(Figure data in JSON)
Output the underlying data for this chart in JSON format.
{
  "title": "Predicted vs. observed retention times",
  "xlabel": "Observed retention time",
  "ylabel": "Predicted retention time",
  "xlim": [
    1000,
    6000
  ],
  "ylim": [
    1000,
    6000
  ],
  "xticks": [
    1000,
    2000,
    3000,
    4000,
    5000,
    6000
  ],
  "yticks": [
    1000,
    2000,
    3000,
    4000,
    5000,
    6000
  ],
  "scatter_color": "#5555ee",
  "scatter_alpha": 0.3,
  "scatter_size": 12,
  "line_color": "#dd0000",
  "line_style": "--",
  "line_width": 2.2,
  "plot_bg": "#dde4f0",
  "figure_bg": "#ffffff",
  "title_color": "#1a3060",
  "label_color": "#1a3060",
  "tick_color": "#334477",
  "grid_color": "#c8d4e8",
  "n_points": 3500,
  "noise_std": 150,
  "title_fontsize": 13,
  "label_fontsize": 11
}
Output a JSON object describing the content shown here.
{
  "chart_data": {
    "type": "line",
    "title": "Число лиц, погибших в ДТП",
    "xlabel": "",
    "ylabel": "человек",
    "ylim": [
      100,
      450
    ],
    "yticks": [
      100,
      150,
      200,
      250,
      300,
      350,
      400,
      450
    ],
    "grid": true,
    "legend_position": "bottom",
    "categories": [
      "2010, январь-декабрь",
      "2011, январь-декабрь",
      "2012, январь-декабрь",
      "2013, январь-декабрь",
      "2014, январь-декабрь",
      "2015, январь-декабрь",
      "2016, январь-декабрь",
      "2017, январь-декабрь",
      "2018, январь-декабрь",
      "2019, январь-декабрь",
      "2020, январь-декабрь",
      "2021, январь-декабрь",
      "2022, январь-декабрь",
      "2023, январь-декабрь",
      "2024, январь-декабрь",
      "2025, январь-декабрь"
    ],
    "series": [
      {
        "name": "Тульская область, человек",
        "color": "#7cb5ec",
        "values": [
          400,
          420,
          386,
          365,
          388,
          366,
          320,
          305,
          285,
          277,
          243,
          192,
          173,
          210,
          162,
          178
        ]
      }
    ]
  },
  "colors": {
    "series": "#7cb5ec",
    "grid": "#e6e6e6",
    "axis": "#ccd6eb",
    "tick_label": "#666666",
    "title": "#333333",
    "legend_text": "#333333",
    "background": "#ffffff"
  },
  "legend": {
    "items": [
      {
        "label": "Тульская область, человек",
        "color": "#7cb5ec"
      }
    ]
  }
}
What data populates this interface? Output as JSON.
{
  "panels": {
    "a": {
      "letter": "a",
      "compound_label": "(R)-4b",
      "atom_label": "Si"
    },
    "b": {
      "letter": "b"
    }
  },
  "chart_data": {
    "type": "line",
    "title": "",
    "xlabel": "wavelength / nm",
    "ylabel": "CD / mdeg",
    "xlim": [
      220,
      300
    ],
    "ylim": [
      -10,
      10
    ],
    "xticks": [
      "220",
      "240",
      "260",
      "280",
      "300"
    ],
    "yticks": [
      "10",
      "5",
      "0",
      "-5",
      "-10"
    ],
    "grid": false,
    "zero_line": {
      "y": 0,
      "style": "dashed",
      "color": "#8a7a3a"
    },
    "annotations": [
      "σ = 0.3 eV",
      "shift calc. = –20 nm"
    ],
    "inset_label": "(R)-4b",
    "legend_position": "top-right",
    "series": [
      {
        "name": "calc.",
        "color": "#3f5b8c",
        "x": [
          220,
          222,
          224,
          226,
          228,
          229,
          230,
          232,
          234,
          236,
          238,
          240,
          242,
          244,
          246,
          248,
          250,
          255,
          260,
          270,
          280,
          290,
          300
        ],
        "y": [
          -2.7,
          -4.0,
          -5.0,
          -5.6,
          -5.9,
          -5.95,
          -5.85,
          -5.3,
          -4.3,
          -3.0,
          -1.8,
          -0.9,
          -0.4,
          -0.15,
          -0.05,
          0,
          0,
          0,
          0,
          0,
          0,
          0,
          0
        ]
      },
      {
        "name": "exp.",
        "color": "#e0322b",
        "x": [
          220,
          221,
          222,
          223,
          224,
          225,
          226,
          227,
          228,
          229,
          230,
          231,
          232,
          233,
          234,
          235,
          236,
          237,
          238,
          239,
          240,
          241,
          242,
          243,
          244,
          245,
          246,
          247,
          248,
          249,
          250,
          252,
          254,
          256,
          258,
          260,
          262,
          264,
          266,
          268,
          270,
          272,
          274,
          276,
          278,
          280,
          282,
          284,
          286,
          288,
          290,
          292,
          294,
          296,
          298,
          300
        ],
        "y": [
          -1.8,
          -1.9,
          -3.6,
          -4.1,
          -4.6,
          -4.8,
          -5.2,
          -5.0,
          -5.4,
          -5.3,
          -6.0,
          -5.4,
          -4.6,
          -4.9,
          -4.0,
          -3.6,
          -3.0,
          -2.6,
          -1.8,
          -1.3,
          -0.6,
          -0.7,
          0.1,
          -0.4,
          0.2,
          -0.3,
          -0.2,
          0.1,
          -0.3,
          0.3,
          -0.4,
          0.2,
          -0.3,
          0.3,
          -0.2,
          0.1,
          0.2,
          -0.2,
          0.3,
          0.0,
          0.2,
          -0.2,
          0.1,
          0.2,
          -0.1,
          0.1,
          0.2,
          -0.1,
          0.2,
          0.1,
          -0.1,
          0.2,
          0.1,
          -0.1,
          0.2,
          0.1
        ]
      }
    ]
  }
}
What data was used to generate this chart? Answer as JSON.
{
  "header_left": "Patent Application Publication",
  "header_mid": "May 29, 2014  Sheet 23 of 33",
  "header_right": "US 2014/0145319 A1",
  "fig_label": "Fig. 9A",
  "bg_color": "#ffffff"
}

- [Required work] Write out the full listing, keeping every line exactly as it is.

- [Response below]
Output the underlying data for this chart in JSON format.
{
  "title": "Predicted vs. observed retention times",
  "xlabel": "Observed retention time",
  "ylabel": "Predicted retention time",
  "xlim": [
    1000,
    6000
  ],
  "ylim": [
    1000,
    6000
  ],
  "xticks": [
    1000,
    2000,
    3000,
    4000,
    5000,
    6000
  ],
  "yticks": [
    1000,
    2000,
    3000,
    4000,
    5000,
    6000
  ],
  "scatter_color": "#5555ee",
  "scatter_alpha": 0.3,
  "scatter_size": 12,
  "line_color": "#dd0000",
  "line_style": "--",
  "line_width": 2.2,
  "plot_bg": "#dde4f0",
  "figure_bg": "#ffffff",
  "title_color": "#1a3060",
  "label_color": "#1a3060",
  "tick_color": "#334477",
  "grid_color": "#c8d4e8",
  "n_points": 3500,
  "noise_std": 150,
  "title_fontsize": 13,
  "label_fontsize": 11
}
Output a JSON object describing the content shown here.
{
  "chart_data": {
    "type": "line",
    "title": "Число лиц, погибших в ДТП",
    "xlabel": "",
    "ylabel": "человек",
    "ylim": [
      100,
      450
    ],
    "yticks": [
      100,
      150,
      200,
      250,
      300,
      350,
      400,
      450
    ],
    "grid": true,
    "legend_position": "bottom",
    "categories": [
      "2010, январь-декабрь",
      "2011, январь-декабрь",
      "2012, январь-декабрь",
      "2013, январь-декабрь",
      "2014, январь-декабрь",
      "2015, январь-декабрь",
      "2016, январь-декабрь",
      "2017, январь-декабрь",
      "2018, январь-декабрь",
      "2019, январь-декабрь",
      "2020, январь-декабрь",
      "2021, январь-декабрь",
      "2022, январь-декабрь",
      "2023, январь-декабрь",
      "2024, январь-декабрь",
      "2025, январь-декабрь"
    ],
    "series": [
      {
        "name": "Тульская область, человек",
        "color": "#7cb5ec",
        "values": [
          400,
          420,
          386,
          365,
          388,
          366,
          320,
          305,
          285,
          277,
          243,
          192,
          173,
          210,
          162,
          178
        ]
      }
    ]
  },
  "colors": {
    "series": "#7cb5ec",
    "grid": "#e6e6e6",
    "axis": "#ccd6eb",
    "tick_label": "#666666",
    "title": "#333333",
    "legend_text": "#333333",
    "background": "#ffffff"
  },
  "legend": {
    "items": [
      {
        "label": "Тульская область, человек",
        "color": "#7cb5ec"
      }
    ]
  }
}
What data populates this interface? Output as JSON.
{
  "panels": {
    "a": {
      "letter": "a",
      "compound_label": "(R)-4b",
      "atom_label": "Si"
    },
    "b": {
      "letter": "b"
    }
  },
  "chart_data": {
    "type": "line",
    "title": "",
    "xlabel": "wavelength / nm",
    "ylabel": "CD / mdeg",
    "xlim": [
      220,
      300
    ],
    "ylim": [
      -10,
      10
    ],
    "xticks": [
      "220",
      "240",
      "260",
      "280",
      "300"
    ],
    "yticks": [
      "10",
      "5",
      "0",
      "-5",
      "-10"
    ],
    "grid": false,
    "zero_line": {
      "y": 0,
      "style": "dashed",
      "color": "#8a7a3a"
    },
    "annotations": [
      "σ = 0.3 eV",
      "shift calc. = –20 nm"
    ],
    "inset_label": "(R)-4b",
    "legend_position": "top-right",
    "series": [
      {
        "name": "calc.",
        "color": "#3f5b8c",
        "x": [
          220,
          222,
          224,
          226,
          228,
          229,
          230,
          232,
          234,
          236,
          238,
          240,
          242,
          244,
          246,
          248,
          250,
          255,
          260,
          270,
          280,
          290,
          300
        ],
        "y": [
          -2.7,
          -4.0,
          -5.0,
          -5.6,
          -5.9,
          -5.95,
          -5.85,
          -5.3,
          -4.3,
          -3.0,
          -1.8,
          -0.9,
          -0.4,
          -0.15,
          -0.05,
          0,
          0,
          0,
          0,
          0,
          0,
          0,
          0
        ]
      },
      {
        "name": "exp.",
        "color": "#e0322b",
        "x": [
          220,
          221,
          222,
          223,
          224,
          225,
          226,
          227,
          228,
          229,
          230,
          231,
          232,
          233,
          234,
          235,
          236,
          237,
          238,
          239,
          240,
          241,
          242,
          243,
          244,
          245,
          246,
          247,
          248,
          249,
          250,
          252,
          254,
          256,
          258,
          260,
          262,
          264,
          266,
          268,
          270,
          272,
          274,
          276,
          278,
          280,
          282,
          284,
          286,
          288,
          290,
          292,
          294,
          296,
          298,
          300
        ],
        "y": [
          -1.8,
          -1.9,
          -3.6,
          -4.1,
          -4.6,
          -4.8,
          -5.2,
          -5.0,
          -5.4,
          -5.3,
          -6.0,
          -5.4,
          -4.6,
          -4.9,
          -4.0,
          -3.6,
          -3.0,
          -2.6,
          -1.8,
          -1.3,
          -0.6,
          -0.7,
          0.1,
          -0.4,
          0.2,
          -0.3,
          -0.2,
          0.1,
          -0.3,
          0.3,
          -0.4,
          0.2,
          -0.3,
          0.3,
          -0.2,
          0.1,
          0.2,
          -0.2,
          0.3,
          0.0,
          0.2,
          -0.2,
          0.1,
          0.2,
          -0.1,
          0.1,
          0.2,
          -0.1,
          0.2,
          0.1,
          -0.1,
          0.2,
          0.1,
          -0.1,
          0.2,
          0.1
        ]
      }
    ]
  }
}
What data was used to generate this chart? Answer as JSON.
{
  "header_left": "Patent Application Publication",
  "header_mid": "May 29, 2014  Sheet 23 of 33",
  "header_right": "US 2014/0145319 A1",
  "fig_label": "Fig. 9A",
  "bg_color": "#ffffff"
}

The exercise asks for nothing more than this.